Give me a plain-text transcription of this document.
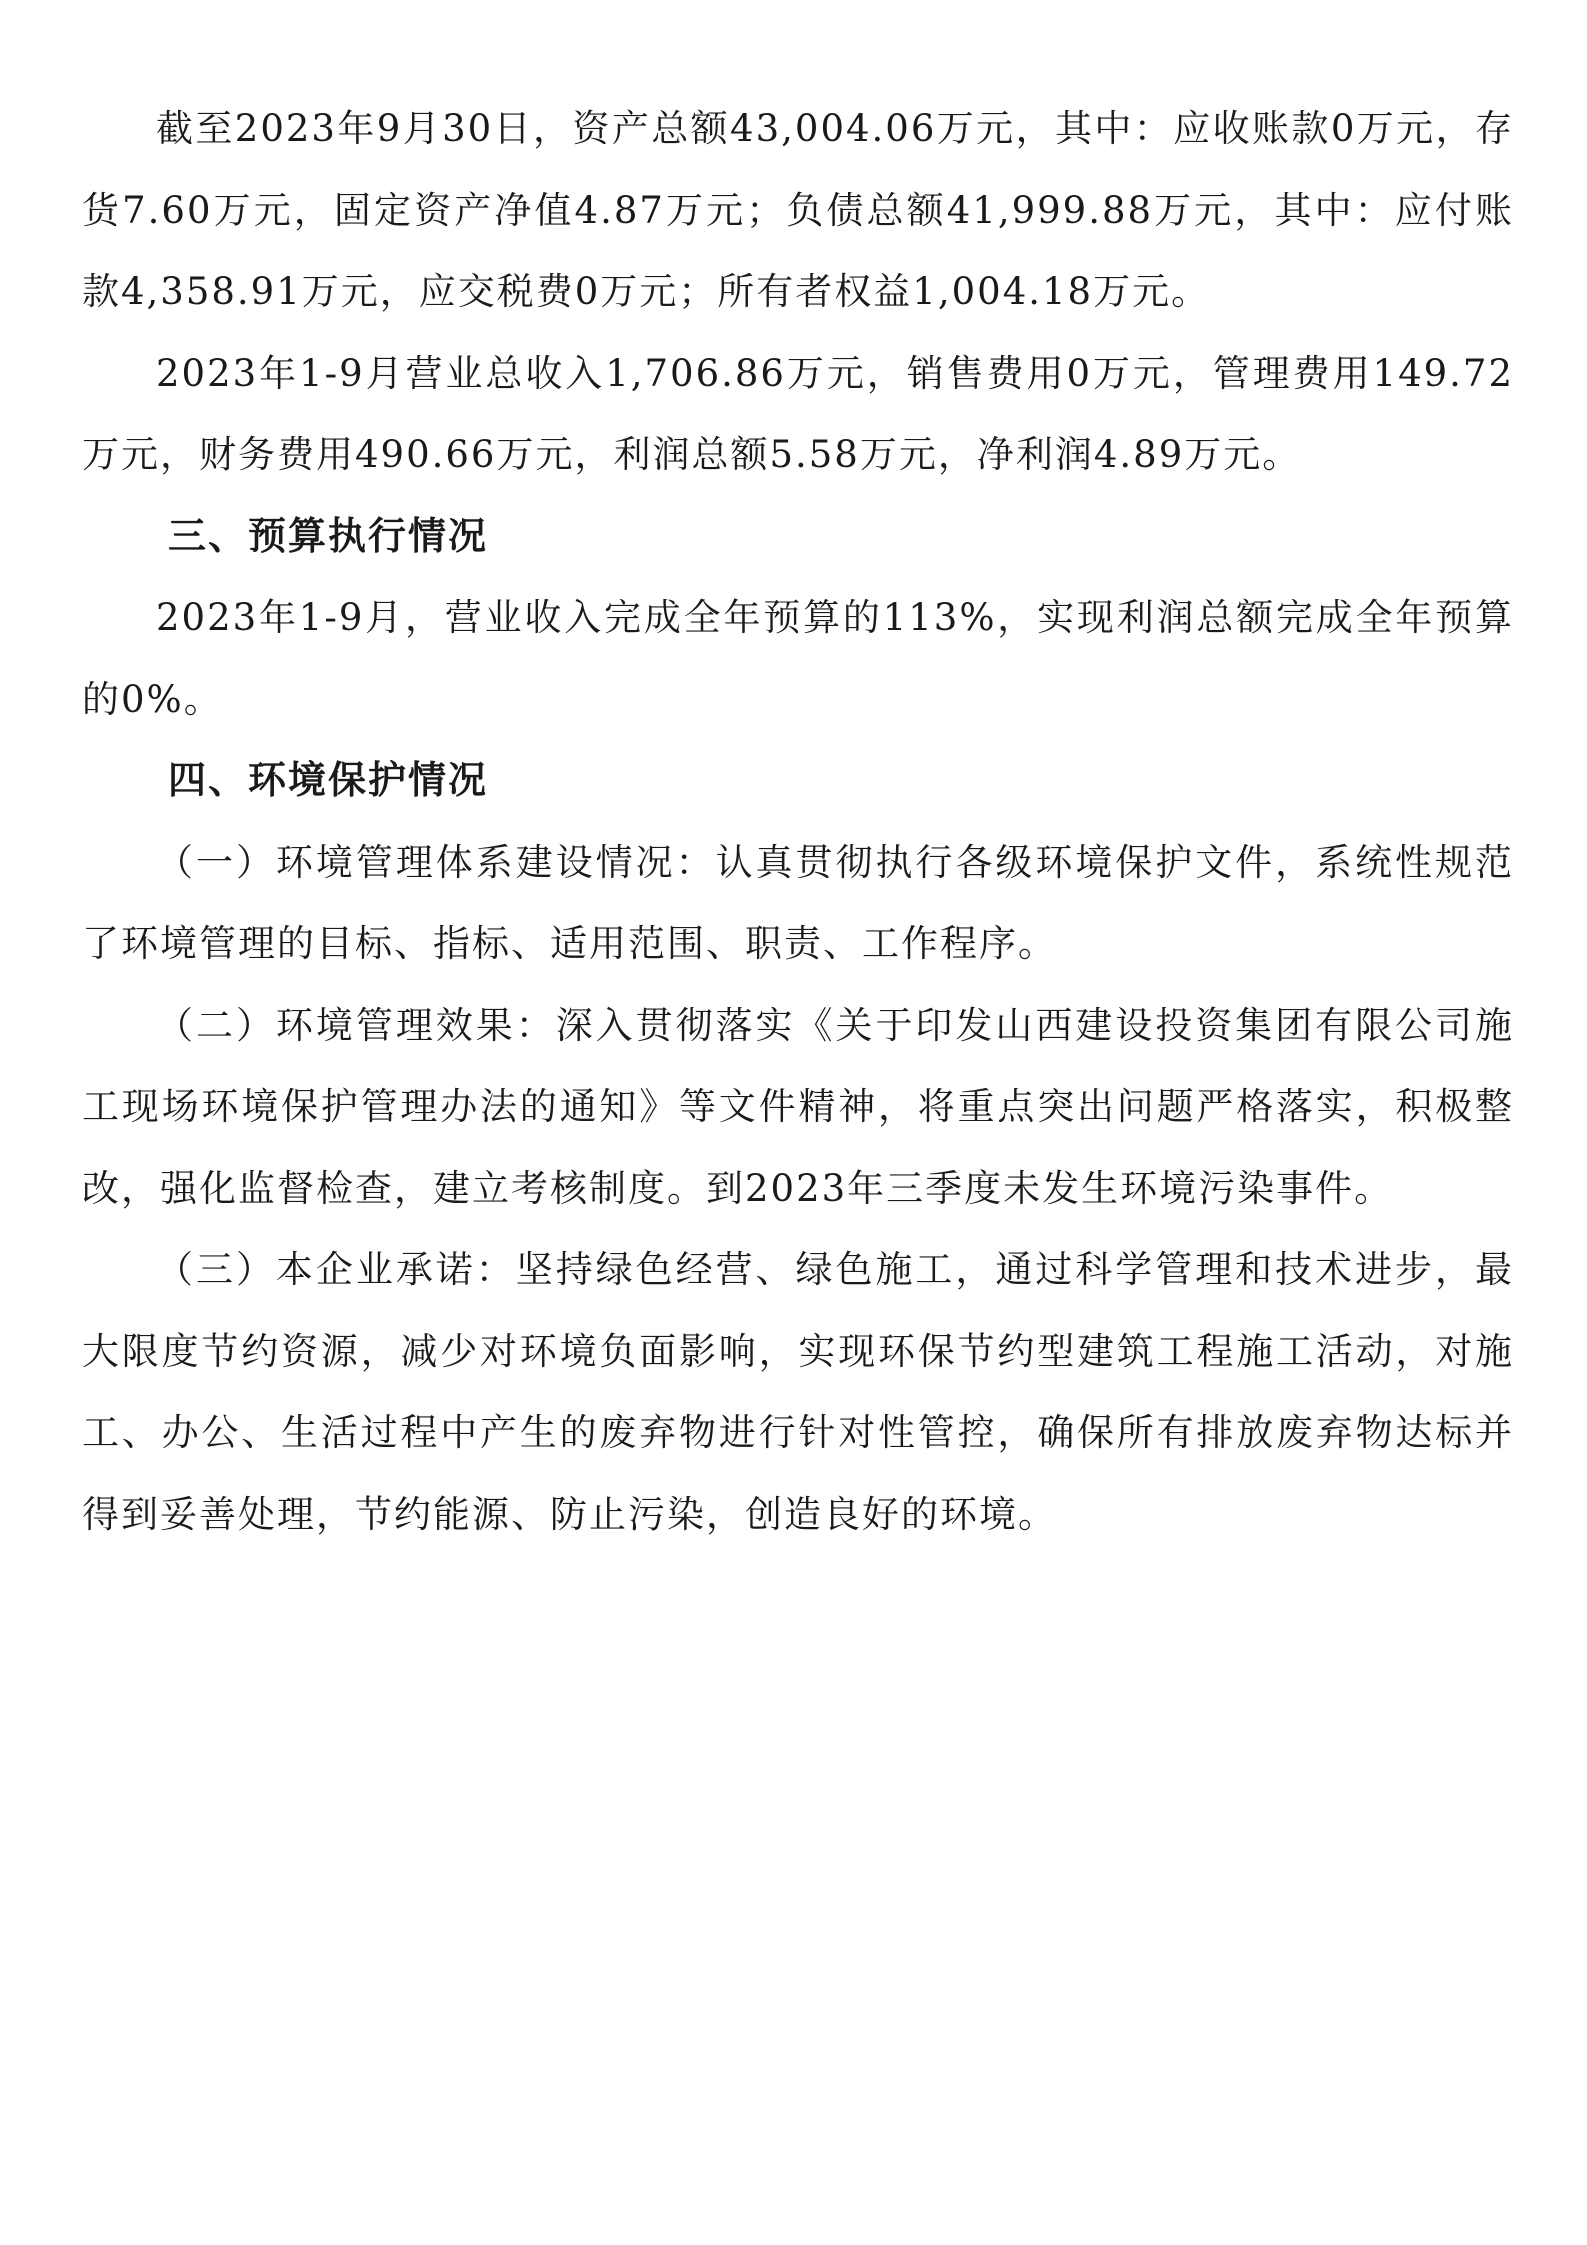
截至2023年9月30日，资产总额43,004.06万元，其中：应收账款0万元，存货7.60万元，固定资产净值4.87万元；负债总额41,999.88万元，其中：应付账款4,358.91万元，应交税费0万元；所有者权益1,004.18万元。

2023年1-9月营业总收入1,706.86万元，销售费用0万元，管理费用149.72万元，财务费用490.66万元，利润总额5.58万元，净利润4.89万元。

三、预算执行情况

2023年1-9月，营业收入完成全年预算的113%，实现利润总额完成全年预算的0%。

四、环境保护情况

（一）环境管理体系建设情况：认真贯彻执行各级环境保护文件，系统性规范了环境管理的目标、指标、适用范围、职责、工作程序。

（二）环境管理效果：深入贯彻落实《关于印发山西建设投资集团有限公司施工现场环境保护管理办法的通知》等文件精神，将重点突出问题严格落实，积极整改，强化监督检查，建立考核制度。到2023年三季度未发生环境污染事件。

（三）本企业承诺：坚持绿色经营、绿色施工，通过科学管理和技术进步，最大限度节约资源，减少对环境负面影响，实现环保节约型建筑工程施工活动，对施工、办公、生活过程中产生的废弃物进行针对性管控，确保所有排放废弃物达标并得到妥善处理，节约能源、防止污染，创造良好的环境。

- [Requirements]:
Every line above should be returned word for word, with the pictures left behind.

- [Exercise output]:
Give me a plain-text transcription of this document.
截至2023年9月30日，资产总额43,004.06万元，其中：应收账款0万元，存货7.60万元，固定资产净值4.87万元；负债总额41,999.88万元，其中：应付账款4,358.91万元，应交税费0万元；所有者权益1,004.18万元。

2023年1-9月营业总收入1,706.86万元，销售费用0万元，管理费用149.72万元，财务费用490.66万元，利润总额5.58万元，净利润4.89万元。

三、预算执行情况

2023年1-9月，营业收入完成全年预算的113%，实现利润总额完成全年预算的0%。

四、环境保护情况

（一）环境管理体系建设情况：认真贯彻执行各级环境保护文件，系统性规范了环境管理的目标、指标、适用范围、职责、工作程序。

（二）环境管理效果：深入贯彻落实《关于印发山西建设投资集团有限公司施工现场环境保护管理办法的通知》等文件精神，将重点突出问题严格落实，积极整改，强化监督检查，建立考核制度。到2023年三季度未发生环境污染事件。

（三）本企业承诺：坚持绿色经营、绿色施工，通过科学管理和技术进步，最大限度节约资源，减少对环境负面影响，实现环保节约型建筑工程施工活动，对施工、办公、生活过程中产生的废弃物进行针对性管控，确保所有排放废弃物达标并得到妥善处理，节约能源、防止污染，创造良好的环境。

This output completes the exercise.